--- Records shown ---

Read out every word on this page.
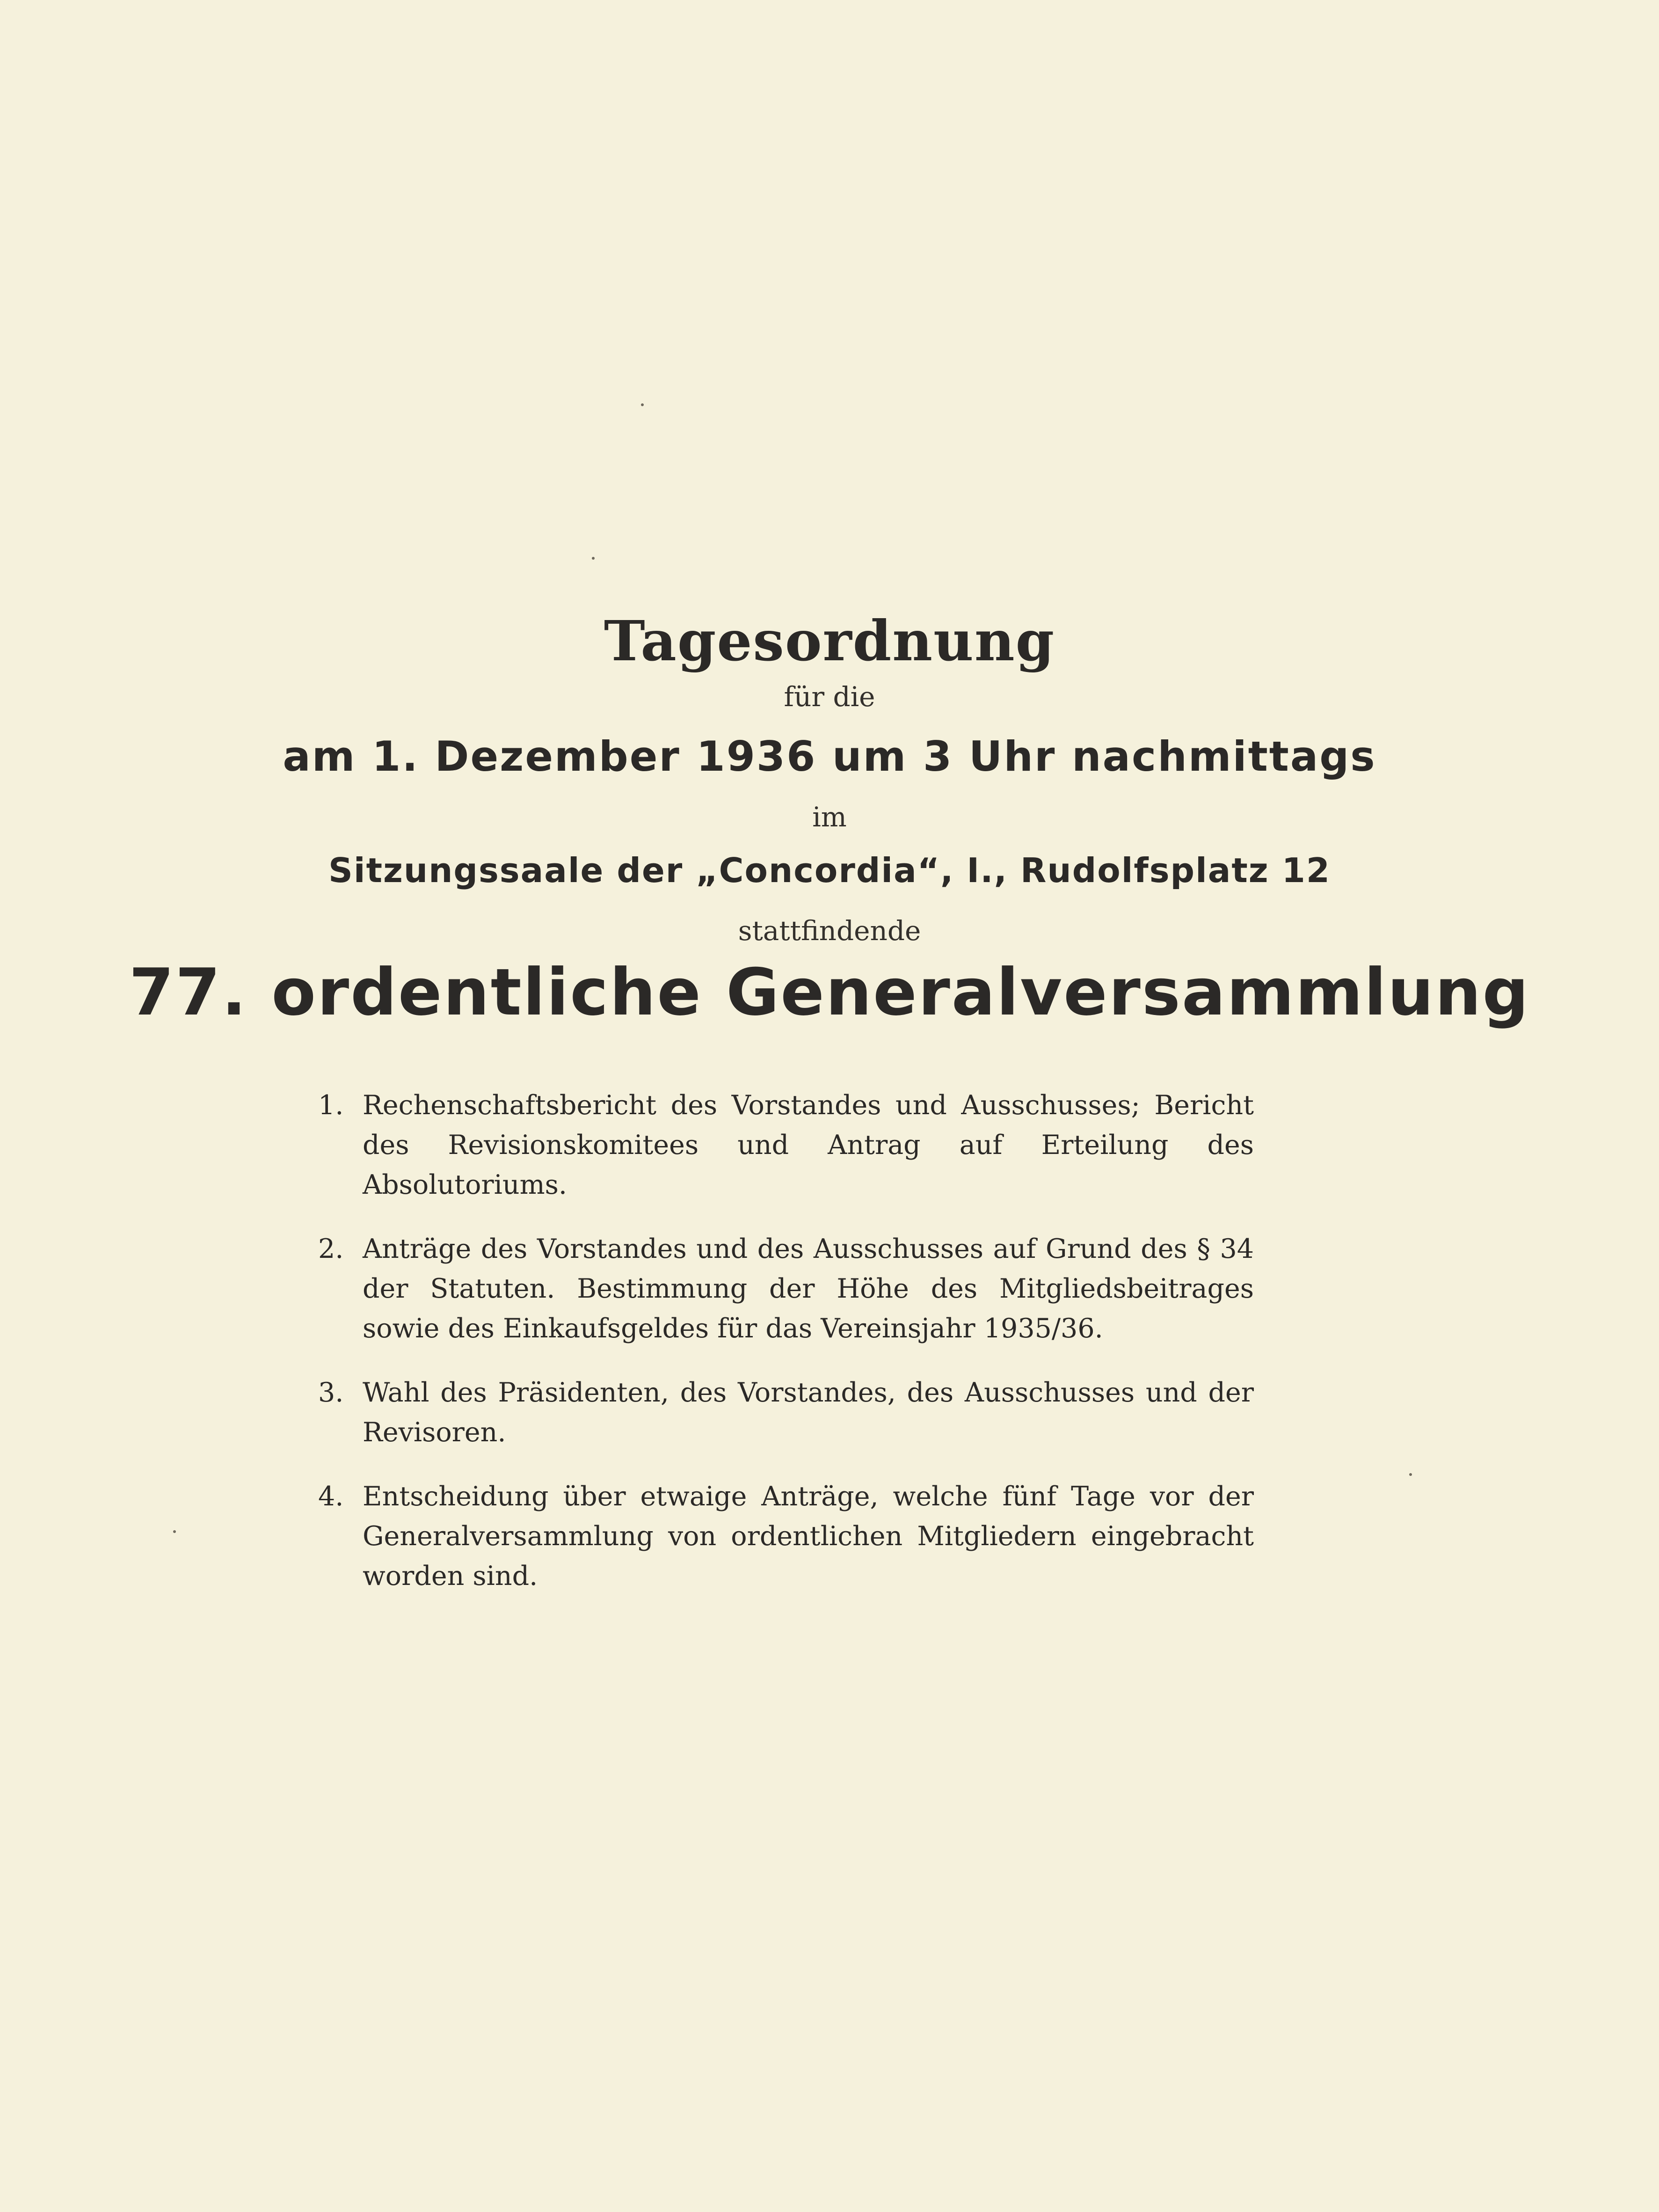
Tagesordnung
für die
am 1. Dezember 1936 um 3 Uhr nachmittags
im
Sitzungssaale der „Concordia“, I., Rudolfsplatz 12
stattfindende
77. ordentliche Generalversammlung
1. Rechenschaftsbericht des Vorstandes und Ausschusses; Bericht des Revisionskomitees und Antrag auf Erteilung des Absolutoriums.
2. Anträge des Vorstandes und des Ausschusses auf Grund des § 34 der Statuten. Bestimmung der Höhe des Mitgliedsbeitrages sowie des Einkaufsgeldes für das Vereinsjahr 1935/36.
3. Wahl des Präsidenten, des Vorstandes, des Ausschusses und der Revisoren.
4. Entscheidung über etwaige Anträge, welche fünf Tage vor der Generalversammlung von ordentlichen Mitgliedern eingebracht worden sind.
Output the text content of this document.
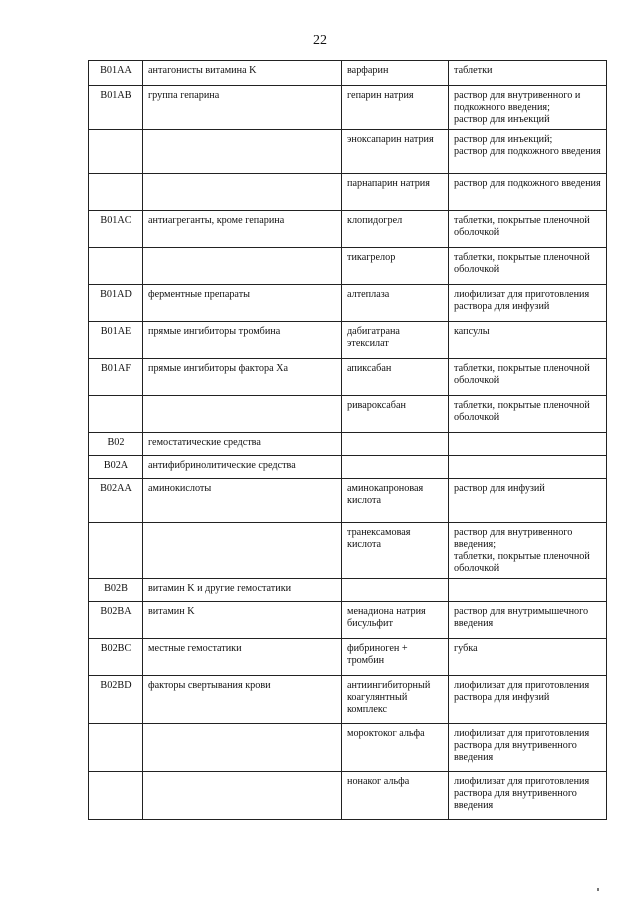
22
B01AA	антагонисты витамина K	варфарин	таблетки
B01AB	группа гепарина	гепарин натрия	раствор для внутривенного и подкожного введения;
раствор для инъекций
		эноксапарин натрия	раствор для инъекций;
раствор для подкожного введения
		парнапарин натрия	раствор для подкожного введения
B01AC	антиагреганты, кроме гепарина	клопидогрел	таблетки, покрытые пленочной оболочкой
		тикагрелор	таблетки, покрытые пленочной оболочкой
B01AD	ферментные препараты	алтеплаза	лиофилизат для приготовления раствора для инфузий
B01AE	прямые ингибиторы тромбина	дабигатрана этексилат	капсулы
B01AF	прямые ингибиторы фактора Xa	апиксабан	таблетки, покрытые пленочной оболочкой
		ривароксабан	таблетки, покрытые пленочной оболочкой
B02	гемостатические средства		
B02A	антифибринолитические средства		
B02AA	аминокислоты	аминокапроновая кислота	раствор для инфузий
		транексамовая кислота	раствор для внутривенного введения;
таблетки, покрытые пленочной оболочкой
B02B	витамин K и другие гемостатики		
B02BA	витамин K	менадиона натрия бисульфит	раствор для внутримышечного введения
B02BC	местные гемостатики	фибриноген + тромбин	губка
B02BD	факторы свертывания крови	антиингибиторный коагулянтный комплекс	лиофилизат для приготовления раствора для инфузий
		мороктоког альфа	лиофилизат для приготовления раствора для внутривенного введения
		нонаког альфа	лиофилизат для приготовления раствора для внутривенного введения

--- What is needed ---
Search the entries for the string "введения" and collect each line that has it.

--- Finished answer ---
B01AB	группа гепарина	гепарин натрия	раствор для внутривенного и подкожного введения;
раствор для подкожного введения
		парнапарин натрия	раствор для подкожного введения
		транексамовая кислота	раствор для внутривенного введения;
B02BA	витамин K	менадиона натрия бисульфит	раствор для внутримышечного введения
		мороктоког альфа	лиофилизат для приготовления раствора для внутривенного введения
		нонаког альфа	лиофилизат для приготовления раствора для внутривенного введения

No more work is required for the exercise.